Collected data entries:
** BEGIN **

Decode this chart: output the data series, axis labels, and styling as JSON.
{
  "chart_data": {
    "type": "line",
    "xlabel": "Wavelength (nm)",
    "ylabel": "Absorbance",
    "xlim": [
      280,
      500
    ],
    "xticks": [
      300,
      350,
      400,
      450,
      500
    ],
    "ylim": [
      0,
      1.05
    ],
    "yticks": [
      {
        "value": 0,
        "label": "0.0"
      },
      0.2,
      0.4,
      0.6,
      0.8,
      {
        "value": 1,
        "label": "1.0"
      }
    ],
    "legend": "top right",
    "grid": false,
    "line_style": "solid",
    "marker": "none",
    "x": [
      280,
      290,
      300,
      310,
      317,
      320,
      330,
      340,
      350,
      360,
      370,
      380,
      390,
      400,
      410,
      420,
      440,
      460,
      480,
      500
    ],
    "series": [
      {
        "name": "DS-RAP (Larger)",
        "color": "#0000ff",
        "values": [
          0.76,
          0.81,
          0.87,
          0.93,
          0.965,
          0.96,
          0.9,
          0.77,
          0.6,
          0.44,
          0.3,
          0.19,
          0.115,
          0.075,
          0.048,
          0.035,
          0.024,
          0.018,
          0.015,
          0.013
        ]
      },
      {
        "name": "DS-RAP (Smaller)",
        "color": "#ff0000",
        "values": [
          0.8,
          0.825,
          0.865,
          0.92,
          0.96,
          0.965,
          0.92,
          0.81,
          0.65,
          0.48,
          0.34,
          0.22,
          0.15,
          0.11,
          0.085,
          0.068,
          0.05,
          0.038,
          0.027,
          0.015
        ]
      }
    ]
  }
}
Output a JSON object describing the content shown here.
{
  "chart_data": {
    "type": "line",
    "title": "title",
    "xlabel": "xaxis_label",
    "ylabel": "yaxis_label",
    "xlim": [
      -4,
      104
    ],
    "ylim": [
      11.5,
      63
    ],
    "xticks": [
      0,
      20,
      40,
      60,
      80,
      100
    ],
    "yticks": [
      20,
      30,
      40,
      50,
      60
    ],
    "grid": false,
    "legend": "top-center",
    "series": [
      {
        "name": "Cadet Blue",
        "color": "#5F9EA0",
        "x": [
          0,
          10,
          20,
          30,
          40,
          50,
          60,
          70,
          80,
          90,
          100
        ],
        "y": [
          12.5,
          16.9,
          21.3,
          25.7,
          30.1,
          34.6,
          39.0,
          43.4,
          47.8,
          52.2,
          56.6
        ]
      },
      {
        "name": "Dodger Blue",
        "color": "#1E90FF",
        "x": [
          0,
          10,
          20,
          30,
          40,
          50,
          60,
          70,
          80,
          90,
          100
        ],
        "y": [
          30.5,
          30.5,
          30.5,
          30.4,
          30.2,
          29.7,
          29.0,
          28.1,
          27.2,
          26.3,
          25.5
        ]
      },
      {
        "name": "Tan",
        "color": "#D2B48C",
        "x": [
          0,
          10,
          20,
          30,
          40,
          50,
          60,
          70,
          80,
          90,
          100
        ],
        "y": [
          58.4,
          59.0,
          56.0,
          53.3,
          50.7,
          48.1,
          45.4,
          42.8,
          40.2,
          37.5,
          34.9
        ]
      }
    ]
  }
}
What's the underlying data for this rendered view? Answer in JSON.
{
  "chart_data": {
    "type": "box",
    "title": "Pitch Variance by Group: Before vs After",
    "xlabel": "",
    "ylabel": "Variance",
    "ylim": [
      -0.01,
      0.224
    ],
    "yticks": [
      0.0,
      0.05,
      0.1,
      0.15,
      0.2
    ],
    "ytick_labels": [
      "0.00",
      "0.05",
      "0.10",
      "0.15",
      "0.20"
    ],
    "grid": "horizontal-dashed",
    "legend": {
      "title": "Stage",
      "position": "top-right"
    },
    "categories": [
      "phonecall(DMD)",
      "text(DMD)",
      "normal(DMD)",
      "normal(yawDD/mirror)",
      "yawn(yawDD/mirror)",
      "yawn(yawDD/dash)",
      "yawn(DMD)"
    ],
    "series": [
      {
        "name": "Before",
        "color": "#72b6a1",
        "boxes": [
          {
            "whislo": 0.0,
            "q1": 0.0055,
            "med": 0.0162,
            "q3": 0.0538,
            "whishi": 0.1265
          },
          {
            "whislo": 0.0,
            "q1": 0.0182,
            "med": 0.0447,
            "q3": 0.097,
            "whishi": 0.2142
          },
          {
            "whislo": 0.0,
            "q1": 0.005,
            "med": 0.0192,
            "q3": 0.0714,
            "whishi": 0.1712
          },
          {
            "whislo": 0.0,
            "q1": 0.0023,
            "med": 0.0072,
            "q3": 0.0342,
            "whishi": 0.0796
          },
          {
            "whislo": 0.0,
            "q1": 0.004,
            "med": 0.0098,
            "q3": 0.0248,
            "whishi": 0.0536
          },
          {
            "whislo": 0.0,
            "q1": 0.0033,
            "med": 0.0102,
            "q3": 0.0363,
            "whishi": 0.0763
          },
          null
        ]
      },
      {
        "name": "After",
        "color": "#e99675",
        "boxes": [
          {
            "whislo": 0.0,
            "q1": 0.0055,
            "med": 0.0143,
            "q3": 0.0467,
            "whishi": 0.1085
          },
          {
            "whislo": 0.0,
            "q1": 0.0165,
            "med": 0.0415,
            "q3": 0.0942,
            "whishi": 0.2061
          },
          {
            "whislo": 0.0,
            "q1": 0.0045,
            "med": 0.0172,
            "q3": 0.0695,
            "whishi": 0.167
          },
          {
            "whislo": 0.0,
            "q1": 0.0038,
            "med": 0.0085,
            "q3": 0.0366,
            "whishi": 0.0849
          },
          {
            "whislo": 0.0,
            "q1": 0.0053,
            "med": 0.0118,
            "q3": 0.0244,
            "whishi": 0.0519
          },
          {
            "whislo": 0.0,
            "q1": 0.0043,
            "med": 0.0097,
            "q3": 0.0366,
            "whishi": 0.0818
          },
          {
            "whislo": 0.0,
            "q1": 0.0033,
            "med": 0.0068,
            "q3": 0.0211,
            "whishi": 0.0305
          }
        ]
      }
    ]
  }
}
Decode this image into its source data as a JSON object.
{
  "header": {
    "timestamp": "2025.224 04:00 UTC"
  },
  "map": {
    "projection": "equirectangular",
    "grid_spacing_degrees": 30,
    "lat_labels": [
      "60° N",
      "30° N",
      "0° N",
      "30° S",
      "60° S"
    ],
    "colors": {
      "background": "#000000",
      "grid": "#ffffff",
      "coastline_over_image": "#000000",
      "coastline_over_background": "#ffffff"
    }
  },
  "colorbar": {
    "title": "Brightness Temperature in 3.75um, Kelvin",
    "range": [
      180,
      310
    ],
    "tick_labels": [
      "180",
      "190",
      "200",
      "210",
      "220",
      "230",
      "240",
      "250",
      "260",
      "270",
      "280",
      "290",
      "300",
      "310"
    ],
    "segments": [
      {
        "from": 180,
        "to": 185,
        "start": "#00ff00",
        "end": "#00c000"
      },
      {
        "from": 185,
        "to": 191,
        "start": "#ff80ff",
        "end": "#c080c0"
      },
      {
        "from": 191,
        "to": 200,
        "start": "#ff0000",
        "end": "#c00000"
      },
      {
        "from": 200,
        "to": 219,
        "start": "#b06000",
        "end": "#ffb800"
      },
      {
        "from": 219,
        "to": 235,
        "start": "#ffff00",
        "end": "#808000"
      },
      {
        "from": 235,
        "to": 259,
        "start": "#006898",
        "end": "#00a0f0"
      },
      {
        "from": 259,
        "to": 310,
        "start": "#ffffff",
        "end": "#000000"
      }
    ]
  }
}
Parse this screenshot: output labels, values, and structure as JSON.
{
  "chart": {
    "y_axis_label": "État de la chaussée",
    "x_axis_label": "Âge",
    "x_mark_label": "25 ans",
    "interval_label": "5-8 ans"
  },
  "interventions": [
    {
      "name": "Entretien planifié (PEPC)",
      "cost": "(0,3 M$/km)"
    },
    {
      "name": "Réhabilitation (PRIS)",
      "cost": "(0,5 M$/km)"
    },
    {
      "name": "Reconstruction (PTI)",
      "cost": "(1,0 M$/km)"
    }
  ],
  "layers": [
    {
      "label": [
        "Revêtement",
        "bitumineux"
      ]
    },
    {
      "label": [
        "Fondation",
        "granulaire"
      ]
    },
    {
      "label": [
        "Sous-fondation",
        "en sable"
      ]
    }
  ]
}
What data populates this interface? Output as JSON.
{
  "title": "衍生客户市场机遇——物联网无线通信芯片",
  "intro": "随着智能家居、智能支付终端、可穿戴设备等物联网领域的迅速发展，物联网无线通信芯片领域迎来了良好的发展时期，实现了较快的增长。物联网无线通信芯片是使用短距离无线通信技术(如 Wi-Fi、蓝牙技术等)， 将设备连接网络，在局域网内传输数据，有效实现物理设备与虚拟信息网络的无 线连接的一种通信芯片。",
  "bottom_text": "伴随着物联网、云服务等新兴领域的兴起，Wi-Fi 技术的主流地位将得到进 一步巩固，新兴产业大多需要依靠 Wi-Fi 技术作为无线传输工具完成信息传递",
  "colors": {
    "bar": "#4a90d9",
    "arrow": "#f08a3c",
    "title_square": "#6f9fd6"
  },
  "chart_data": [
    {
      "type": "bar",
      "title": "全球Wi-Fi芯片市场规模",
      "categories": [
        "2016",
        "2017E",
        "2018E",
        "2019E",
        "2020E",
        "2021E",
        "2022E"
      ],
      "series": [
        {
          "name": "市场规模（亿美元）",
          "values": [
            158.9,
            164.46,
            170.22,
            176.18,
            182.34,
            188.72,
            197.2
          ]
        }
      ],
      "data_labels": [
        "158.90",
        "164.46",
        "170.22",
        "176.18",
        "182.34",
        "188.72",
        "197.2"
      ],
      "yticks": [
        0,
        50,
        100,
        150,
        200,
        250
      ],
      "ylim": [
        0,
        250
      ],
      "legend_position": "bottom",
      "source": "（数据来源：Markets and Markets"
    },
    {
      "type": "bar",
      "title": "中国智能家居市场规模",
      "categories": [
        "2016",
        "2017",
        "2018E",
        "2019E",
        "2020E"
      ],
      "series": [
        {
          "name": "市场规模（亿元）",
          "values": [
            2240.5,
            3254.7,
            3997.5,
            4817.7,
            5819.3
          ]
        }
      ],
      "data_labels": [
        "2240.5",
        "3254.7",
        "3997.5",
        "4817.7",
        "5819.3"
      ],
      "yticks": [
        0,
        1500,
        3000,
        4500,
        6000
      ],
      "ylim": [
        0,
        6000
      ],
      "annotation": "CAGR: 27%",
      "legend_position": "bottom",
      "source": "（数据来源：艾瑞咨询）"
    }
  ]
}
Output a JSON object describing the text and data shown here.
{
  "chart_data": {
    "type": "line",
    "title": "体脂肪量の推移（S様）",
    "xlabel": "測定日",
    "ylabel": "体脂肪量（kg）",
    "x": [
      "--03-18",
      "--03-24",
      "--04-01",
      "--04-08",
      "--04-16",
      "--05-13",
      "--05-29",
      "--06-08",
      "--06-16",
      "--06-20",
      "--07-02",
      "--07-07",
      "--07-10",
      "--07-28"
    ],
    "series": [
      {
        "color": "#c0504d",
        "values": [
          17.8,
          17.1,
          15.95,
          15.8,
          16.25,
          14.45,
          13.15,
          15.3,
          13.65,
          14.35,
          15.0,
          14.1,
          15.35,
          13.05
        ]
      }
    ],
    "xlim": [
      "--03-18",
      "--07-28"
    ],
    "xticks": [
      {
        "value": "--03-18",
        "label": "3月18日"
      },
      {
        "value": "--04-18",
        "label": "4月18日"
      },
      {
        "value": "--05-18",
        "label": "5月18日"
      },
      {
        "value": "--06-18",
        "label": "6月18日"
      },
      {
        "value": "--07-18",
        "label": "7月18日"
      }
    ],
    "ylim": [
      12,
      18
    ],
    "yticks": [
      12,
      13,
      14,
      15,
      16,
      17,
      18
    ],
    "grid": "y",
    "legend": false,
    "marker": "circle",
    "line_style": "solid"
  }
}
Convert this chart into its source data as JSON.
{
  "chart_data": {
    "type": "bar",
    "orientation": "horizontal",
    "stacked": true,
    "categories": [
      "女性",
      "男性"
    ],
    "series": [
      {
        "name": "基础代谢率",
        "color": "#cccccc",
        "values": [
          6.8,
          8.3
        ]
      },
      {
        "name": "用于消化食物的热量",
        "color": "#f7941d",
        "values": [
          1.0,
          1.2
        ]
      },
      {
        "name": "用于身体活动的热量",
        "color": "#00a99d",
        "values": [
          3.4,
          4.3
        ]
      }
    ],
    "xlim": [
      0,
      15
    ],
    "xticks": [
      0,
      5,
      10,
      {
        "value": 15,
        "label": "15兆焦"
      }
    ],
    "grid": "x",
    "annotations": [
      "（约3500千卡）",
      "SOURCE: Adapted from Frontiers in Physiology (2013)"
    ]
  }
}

** END **

Pull out every line in the data above that has the word "Decode".

Decode this chart: output the data series, axis labels, and styling as JSON.
Decode this image into its source data as a JSON object.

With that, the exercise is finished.